What you should do
Counting only lines that hold "Partly", give the total and nothing more.

Dataset records
- - - -

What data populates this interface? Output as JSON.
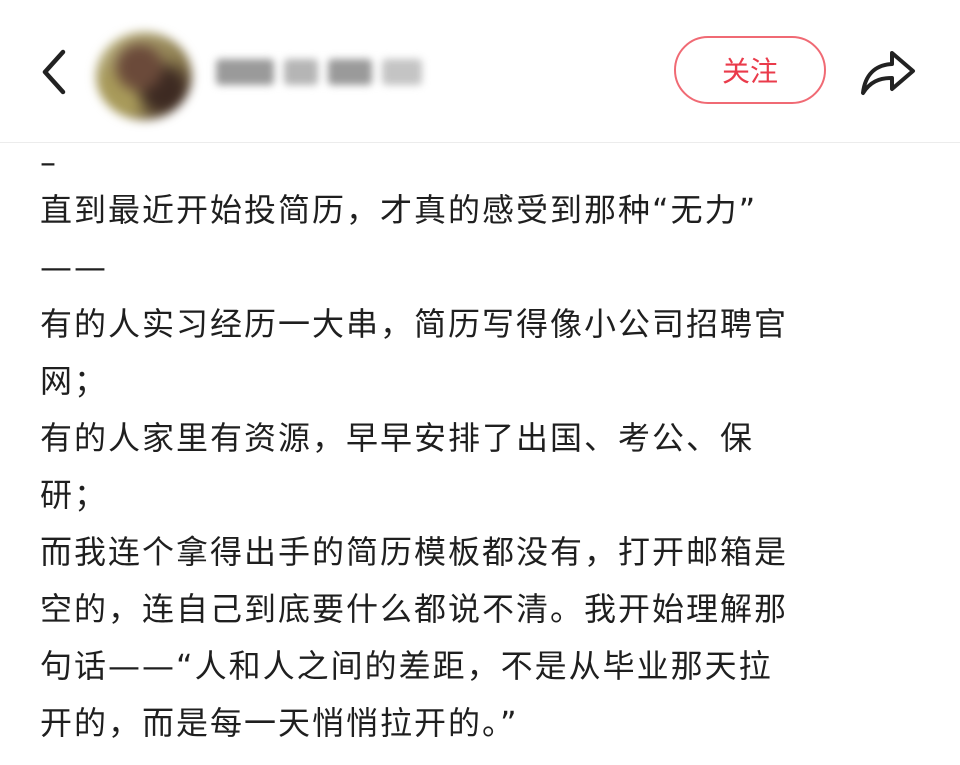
{
  "header": {
    "follow_label": "关注"
  },
  "post": {
    "lines": [
      "–",
      "直到最近开始投简历，才真的感受到那种“无力”",
      "——",
      "有的人实习经历一大串，简历写得像小公司招聘官",
      "网；",
      "有的人家里有资源，早早安排了出国、考公、保",
      "研；",
      "而我连个拿得出手的简历模板都没有，打开邮箱是",
      "空的，连自己到底要什么都说不清。我开始理解那",
      "句话——“人和人之间的差距，不是从毕业那天拉",
      "开的，而是每一天悄悄拉开的。”"
    ]
  }
}
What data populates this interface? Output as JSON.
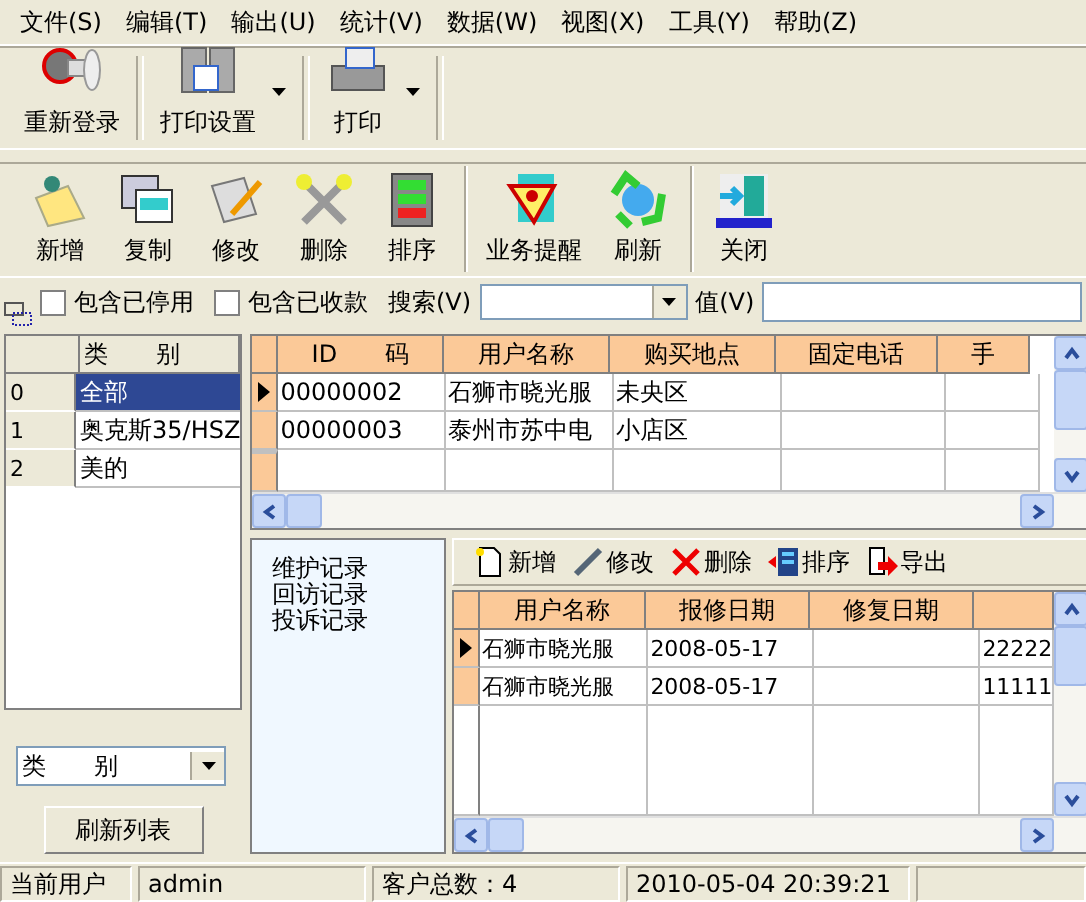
{
  "menu": [
    {
      "label": "文件(S)"
    },
    {
      "label": "编辑(T)"
    },
    {
      "label": "输出(U)"
    },
    {
      "label": "统计(V)"
    },
    {
      "label": "数据(W)"
    },
    {
      "label": "视图(X)"
    },
    {
      "label": "工具(Y)"
    },
    {
      "label": "帮助(Z)"
    }
  ],
  "toolbar_top": [
    {
      "label": "重新登录",
      "dropdown": false
    },
    {
      "label": "打印设置",
      "dropdown": true
    },
    {
      "label": "打印",
      "dropdown": true
    }
  ],
  "toolbar_main": [
    {
      "label": "新增",
      "separator_before": false
    },
    {
      "label": "复制",
      "separator_before": false
    },
    {
      "label": "修改",
      "separator_before": false
    },
    {
      "label": "删除",
      "separator_before": false
    },
    {
      "label": "排序",
      "separator_before": false
    },
    {
      "label": "业务提醒",
      "separator_before": true
    },
    {
      "label": "刷新",
      "separator_before": false
    },
    {
      "label": "关闭",
      "separator_before": true
    }
  ],
  "filters": {
    "checkboxes": [
      {
        "label": "包含已停用",
        "checked": false
      },
      {
        "label": "包含已收款",
        "checked": false
      }
    ],
    "search_label": "搜索(V)",
    "value_label": "值(V)"
  },
  "categories": {
    "header": "类　　别",
    "rows": [
      {
        "index": "0",
        "name": "全部",
        "selected": true
      },
      {
        "index": "1",
        "name": "奥克斯35/HSZ",
        "selected": false
      },
      {
        "index": "2",
        "name": "美的",
        "selected": false
      }
    ]
  },
  "customers": {
    "columns": [
      "ID　　码",
      "用户名称",
      "购买地点",
      "固定电话",
      "手"
    ],
    "rows": [
      {
        "cells": [
          "00000002",
          "石狮市晓光服",
          "未央区",
          "",
          ""
        ],
        "selected": true
      },
      {
        "cells": [
          "00000003",
          "泰州市苏中电",
          "小店区",
          "",
          ""
        ],
        "selected": false
      }
    ]
  },
  "category_select": {
    "value": "类　　别"
  },
  "refresh_button": "刷新列表",
  "record_types": [
    "维护记录",
    "回访记录",
    "投诉记录"
  ],
  "record_toolbar": [
    "新增",
    "修改",
    "删除",
    "排序",
    "导出"
  ],
  "records": {
    "columns": [
      "用户名称",
      "报修日期",
      "修复日期"
    ],
    "rows": [
      {
        "cells": [
          "石狮市晓光服",
          "2008-05-17",
          "",
          "22222"
        ],
        "selected": true
      },
      {
        "cells": [
          "石狮市晓光服",
          "2008-05-17",
          "",
          "11111"
        ],
        "selected": false
      }
    ]
  },
  "status_bar": [
    "当前用户",
    "admin",
    "客户总数：4",
    "2010-05-04 20:39:21"
  ]
}
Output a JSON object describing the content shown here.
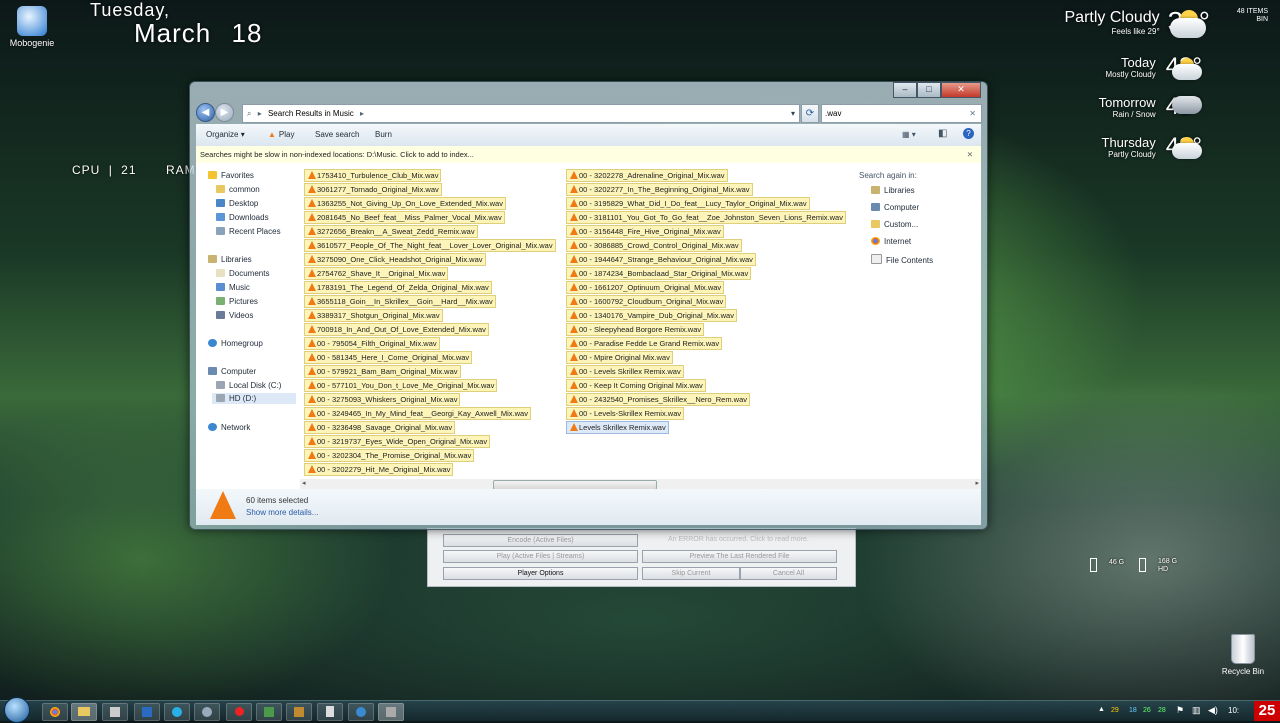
{
  "desktop": {
    "date_day": "Tuesday,",
    "date_month": "March",
    "date_num": "18",
    "cpu_label": "CPU",
    "cpu_sep": "|",
    "cpu_value": "21",
    "ram_label": "RAM",
    "icons": [
      {
        "label": "Mobogenie"
      },
      {
        "label": "Recycle Bin"
      }
    ],
    "items_bin": "48 ITEMS",
    "items_bin_sub": "BIN",
    "drives": [
      {
        "size": "46 G",
        "name": ""
      },
      {
        "size": "168 G",
        "name": "HD"
      }
    ]
  },
  "weather": {
    "current_condition": "Partly Cloudy",
    "current_temp": "36°",
    "feels_like": "Feels like 29°",
    "forecast": [
      {
        "day": "Today",
        "condition": "Mostly Cloudy",
        "temp": "43°"
      },
      {
        "day": "Tomorrow",
        "condition": "Rain / Snow",
        "temp": "40°"
      },
      {
        "day": "Thursday",
        "condition": "Partly Cloudy",
        "temp": "43°"
      }
    ]
  },
  "background_window": {
    "buttons": [
      "Encode (Active Files)",
      "Play (Active Files | Streams)",
      "Player Options",
      "Preview The Last Rendered File",
      "Skip Current",
      "Cancel All"
    ],
    "error_text": "An ERROR has occurred. Click to read more."
  },
  "explorer": {
    "breadcrumb": "Search Results in Music",
    "search_value": ".wav",
    "toolbar": {
      "organize": "Organize",
      "play": "Play",
      "save_search": "Save search",
      "burn": "Burn"
    },
    "infobar": "Searches might be slow in non-indexed locations: D:\\Music. Click to add to index...",
    "nav": {
      "favorites": "Favorites",
      "favorites_items": [
        "common",
        "Desktop",
        "Downloads",
        "Recent Places"
      ],
      "libraries": "Libraries",
      "libraries_items": [
        "Documents",
        "Music",
        "Pictures",
        "Videos"
      ],
      "homegroup": "Homegroup",
      "computer": "Computer",
      "computer_items": [
        "Local Disk (C:)",
        "HD (D:)"
      ],
      "network": "Network"
    },
    "files_col1": [
      "1753410_Turbulence_Club_Mix.wav",
      "3061277_Tornado_Original_Mix.wav",
      "1363255_Not_Giving_Up_On_Love_Extended_Mix.wav",
      "2081645_No_Beef_feat__Miss_Palmer_Vocal_Mix.wav",
      "3272656_Breakn__A_Sweat_Zedd_Remix.wav",
      "3610577_People_Of_The_Night_feat__Lover_Lover_Original_Mix.wav",
      "3275090_One_Click_Headshot_Original_Mix.wav",
      "2754762_Shave_It__Original_Mix.wav",
      "1783191_The_Legend_Of_Zelda_Original_Mix.wav",
      "3655118_Goin__In_Skrillex__Goin__Hard__Mix.wav",
      "3389317_Shotgun_Original_Mix.wav",
      "700918_In_And_Out_Of_Love_Extended_Mix.wav",
      "00 - 795054_Filth_Original_Mix.wav",
      "00 - 581345_Here_I_Come_Original_Mix.wav",
      "00 - 579921_Bam_Bam_Original_Mix.wav",
      "00 - 577101_You_Don_t_Love_Me_Original_Mix.wav",
      "00 - 3275093_Whiskers_Original_Mix.wav",
      "00 - 3249465_In_My_Mind_feat__Georgi_Kay_Axwell_Mix.wav",
      "00 - 3236498_Savage_Original_Mix.wav",
      "00 - 3219737_Eyes_Wide_Open_Original_Mix.wav",
      "00 - 3202304_The_Promise_Original_Mix.wav",
      "00 - 3202279_Hit_Me_Original_Mix.wav"
    ],
    "files_col2": [
      "00 - 3202278_Adrenaline_Original_Mix.wav",
      "00 - 3202277_In_The_Beginning_Original_Mix.wav",
      "00 - 3195829_What_Did_I_Do_feat__Lucy_Taylor_Original_Mix.wav",
      "00 - 3181101_You_Got_To_Go_feat__Zoe_Johnston_Seven_Lions_Remix.wav",
      "00 - 3156448_Fire_Hive_Original_Mix.wav",
      "00 - 3086885_Crowd_Control_Original_Mix.wav",
      "00 - 1944647_Strange_Behaviour_Original_Mix.wav",
      "00 - 1874234_Bombaclaad_Star_Original_Mix.wav",
      "00 - 1661207_Optinuum_Original_Mix.wav",
      "00 - 1600792_Cloudburn_Original_Mix.wav",
      "00 - 1340176_Vampire_Dub_Original_Mix.wav",
      "00 - Sleepyhead Borgore Remix.wav",
      "00 - Paradise Fedde Le Grand Remix.wav",
      "00 - Mpire Original Mix.wav",
      "00 - Levels Skrillex Remix.wav",
      "00 - Keep It Coming Original Mix.wav",
      "00 - 2432540_Promises_Skrillex__Nero_Rem.wav",
      "00 - Levels-Skrillex Remix.wav",
      "Levels Skrillex Remix.wav"
    ],
    "search_again": {
      "title": "Search again in:",
      "items": [
        "Libraries",
        "Computer",
        "Custom...",
        "Internet",
        "File Contents"
      ]
    },
    "details": {
      "selected": "60 items selected",
      "more": "Show more details..."
    }
  },
  "taskbar": {
    "tray_numbers": [
      "29",
      "18",
      "26",
      "28"
    ],
    "clock": "10:",
    "clock_big": "25"
  }
}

- - - -

The output
2